▶ **DATASET ENTRIES**
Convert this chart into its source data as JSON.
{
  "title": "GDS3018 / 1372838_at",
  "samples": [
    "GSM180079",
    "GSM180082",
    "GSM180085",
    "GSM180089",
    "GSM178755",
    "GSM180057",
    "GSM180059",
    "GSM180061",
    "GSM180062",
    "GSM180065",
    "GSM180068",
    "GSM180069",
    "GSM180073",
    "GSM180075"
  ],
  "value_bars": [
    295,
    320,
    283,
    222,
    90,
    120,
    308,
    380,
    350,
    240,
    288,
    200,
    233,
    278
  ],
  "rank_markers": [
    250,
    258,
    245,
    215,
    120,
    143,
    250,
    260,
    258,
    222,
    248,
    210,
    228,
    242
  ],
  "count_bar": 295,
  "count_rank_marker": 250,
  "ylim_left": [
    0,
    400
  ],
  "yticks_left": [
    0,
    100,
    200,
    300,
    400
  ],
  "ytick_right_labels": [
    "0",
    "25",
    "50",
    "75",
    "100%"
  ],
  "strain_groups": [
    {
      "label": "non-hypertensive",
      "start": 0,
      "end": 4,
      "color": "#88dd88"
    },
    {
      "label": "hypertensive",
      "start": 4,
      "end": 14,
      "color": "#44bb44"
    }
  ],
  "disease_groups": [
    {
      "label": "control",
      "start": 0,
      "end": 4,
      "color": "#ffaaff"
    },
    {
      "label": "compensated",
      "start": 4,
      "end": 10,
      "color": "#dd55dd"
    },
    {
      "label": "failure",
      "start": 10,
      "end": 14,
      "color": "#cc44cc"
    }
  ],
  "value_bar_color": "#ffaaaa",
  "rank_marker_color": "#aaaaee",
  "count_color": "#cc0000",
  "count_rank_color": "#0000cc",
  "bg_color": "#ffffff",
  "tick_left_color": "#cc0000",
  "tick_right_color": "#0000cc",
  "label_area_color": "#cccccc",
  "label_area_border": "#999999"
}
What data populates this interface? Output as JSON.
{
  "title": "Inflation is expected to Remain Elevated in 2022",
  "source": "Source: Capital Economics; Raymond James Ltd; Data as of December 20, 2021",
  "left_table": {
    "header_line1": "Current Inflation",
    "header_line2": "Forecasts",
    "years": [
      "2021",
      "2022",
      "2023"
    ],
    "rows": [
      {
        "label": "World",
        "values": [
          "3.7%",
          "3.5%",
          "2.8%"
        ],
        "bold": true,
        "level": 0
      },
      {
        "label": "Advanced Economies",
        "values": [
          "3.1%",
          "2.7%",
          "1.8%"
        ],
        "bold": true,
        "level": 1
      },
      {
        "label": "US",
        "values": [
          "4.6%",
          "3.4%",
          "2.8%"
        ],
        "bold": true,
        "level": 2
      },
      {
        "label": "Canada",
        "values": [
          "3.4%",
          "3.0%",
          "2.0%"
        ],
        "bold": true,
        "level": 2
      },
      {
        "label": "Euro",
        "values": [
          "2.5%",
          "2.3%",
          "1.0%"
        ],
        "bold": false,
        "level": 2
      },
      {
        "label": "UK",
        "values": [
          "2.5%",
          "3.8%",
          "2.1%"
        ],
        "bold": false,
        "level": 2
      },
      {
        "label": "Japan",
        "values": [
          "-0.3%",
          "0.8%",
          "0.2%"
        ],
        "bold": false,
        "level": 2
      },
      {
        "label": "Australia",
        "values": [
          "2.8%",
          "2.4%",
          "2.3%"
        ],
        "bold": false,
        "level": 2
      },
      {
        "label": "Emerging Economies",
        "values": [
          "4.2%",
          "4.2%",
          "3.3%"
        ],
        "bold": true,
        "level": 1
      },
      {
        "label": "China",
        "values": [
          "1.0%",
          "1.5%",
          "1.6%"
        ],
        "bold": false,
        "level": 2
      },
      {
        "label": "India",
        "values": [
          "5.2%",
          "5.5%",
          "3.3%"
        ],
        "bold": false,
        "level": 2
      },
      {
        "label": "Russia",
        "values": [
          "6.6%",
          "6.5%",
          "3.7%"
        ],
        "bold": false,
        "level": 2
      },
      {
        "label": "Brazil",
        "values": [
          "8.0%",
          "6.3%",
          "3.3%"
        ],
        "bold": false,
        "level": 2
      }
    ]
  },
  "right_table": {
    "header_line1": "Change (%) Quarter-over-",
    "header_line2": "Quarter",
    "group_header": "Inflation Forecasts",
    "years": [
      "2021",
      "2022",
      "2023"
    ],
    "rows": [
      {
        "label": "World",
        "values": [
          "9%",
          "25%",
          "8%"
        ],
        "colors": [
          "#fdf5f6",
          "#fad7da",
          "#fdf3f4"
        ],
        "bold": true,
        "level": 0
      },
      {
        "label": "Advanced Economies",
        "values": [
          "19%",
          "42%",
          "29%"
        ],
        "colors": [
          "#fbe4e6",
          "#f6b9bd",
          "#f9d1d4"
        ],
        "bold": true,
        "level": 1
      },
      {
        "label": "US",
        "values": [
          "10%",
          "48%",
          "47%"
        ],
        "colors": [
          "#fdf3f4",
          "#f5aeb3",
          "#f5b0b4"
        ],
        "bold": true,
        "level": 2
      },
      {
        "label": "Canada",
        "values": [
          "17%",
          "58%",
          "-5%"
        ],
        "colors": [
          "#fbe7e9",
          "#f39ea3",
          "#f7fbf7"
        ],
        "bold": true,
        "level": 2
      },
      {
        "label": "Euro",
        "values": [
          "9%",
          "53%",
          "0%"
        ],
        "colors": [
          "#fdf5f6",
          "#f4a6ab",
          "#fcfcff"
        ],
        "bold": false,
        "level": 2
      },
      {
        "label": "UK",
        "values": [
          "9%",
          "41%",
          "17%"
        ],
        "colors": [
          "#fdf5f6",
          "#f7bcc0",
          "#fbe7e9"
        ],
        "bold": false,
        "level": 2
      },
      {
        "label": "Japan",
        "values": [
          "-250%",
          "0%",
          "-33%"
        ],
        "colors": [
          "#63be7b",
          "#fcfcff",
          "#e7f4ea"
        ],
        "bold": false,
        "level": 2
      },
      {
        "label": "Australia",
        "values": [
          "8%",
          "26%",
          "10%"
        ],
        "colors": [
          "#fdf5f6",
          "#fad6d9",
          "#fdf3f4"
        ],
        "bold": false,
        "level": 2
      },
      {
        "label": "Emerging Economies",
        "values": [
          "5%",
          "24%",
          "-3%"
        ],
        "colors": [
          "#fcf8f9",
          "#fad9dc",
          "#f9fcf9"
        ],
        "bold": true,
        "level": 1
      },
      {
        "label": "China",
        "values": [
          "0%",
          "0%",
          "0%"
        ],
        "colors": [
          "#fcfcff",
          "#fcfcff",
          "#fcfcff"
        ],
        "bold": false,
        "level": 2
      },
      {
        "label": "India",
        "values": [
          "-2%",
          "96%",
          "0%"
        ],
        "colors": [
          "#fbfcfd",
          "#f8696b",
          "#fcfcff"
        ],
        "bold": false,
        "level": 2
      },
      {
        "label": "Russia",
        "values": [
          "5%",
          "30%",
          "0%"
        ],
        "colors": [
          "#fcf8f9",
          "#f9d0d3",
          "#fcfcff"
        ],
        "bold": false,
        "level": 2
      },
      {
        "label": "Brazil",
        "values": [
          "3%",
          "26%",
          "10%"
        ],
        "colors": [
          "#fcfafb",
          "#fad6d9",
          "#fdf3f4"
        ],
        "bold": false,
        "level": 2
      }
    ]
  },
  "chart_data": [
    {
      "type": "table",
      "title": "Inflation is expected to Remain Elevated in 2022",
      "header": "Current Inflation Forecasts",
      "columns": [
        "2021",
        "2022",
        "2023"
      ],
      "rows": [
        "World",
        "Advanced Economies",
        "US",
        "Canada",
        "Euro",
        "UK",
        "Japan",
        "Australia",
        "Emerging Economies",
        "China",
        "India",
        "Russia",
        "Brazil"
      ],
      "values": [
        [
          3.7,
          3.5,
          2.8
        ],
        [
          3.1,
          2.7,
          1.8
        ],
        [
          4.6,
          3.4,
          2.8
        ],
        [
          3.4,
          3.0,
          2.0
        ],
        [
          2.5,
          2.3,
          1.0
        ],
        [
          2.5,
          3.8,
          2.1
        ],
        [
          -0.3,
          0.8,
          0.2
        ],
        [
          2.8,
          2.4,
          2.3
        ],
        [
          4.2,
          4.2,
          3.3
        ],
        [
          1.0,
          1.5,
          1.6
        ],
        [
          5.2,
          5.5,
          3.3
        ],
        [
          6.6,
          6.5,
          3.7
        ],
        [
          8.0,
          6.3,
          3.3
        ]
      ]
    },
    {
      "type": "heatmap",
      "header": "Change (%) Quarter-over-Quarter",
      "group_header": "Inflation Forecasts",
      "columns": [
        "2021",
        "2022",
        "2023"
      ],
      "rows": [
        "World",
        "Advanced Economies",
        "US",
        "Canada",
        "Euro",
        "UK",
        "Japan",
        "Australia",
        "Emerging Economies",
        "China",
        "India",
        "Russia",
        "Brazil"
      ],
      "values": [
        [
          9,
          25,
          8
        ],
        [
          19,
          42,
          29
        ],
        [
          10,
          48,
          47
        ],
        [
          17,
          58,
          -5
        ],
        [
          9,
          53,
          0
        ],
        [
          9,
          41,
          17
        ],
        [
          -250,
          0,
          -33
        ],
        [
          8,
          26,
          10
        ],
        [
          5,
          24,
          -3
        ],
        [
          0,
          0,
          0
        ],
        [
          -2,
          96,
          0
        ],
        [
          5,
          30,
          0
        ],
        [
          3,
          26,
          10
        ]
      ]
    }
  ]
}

▶ **PROBLEM**
Report each line in the data that holds the word "title".

▶ **TASK OUTPUT**
  "title": "GDS3018 / 1372838_at",
  "title": "Inflation is expected to Remain Elevated in 2022",
      "title": "Inflation is expected to Remain Elevated in 2022",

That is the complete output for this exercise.